# START OF Data records

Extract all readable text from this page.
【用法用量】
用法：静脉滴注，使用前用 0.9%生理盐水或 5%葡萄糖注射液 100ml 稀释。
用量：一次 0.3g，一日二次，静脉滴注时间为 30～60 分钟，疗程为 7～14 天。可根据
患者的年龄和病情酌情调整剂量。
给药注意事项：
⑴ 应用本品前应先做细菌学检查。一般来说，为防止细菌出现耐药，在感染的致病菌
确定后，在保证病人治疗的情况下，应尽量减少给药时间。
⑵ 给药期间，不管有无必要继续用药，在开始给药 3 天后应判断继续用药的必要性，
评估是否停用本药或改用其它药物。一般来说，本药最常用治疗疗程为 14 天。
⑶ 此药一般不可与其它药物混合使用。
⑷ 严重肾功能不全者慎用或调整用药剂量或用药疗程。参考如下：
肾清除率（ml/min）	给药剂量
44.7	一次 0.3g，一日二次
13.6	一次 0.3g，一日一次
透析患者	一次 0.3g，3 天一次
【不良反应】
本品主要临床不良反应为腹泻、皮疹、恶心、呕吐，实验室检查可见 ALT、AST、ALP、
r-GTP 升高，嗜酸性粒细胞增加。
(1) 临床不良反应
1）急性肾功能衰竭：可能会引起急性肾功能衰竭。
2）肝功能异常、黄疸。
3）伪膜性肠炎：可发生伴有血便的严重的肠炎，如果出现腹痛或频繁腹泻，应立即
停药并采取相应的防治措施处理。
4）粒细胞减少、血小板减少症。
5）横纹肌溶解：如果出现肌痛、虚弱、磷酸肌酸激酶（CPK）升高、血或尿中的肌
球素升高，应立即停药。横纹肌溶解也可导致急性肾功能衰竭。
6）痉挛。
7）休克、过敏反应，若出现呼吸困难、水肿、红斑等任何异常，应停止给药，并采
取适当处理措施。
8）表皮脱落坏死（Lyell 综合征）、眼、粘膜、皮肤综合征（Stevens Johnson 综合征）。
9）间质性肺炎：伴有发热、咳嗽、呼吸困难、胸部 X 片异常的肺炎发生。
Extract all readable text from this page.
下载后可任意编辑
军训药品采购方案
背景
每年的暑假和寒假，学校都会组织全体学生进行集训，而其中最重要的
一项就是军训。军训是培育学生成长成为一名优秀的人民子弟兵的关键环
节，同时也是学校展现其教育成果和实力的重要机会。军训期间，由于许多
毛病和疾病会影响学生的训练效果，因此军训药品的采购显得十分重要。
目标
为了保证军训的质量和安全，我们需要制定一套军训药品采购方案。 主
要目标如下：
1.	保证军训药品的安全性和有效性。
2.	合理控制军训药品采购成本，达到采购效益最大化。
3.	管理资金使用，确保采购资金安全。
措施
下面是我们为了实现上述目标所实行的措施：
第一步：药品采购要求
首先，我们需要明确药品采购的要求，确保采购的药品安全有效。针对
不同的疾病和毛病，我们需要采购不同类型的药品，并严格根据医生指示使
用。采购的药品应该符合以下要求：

# END OF Data records

= Set exercise =
Return only the number of lines in the data above that include the word "一日二次".

= Solution =
2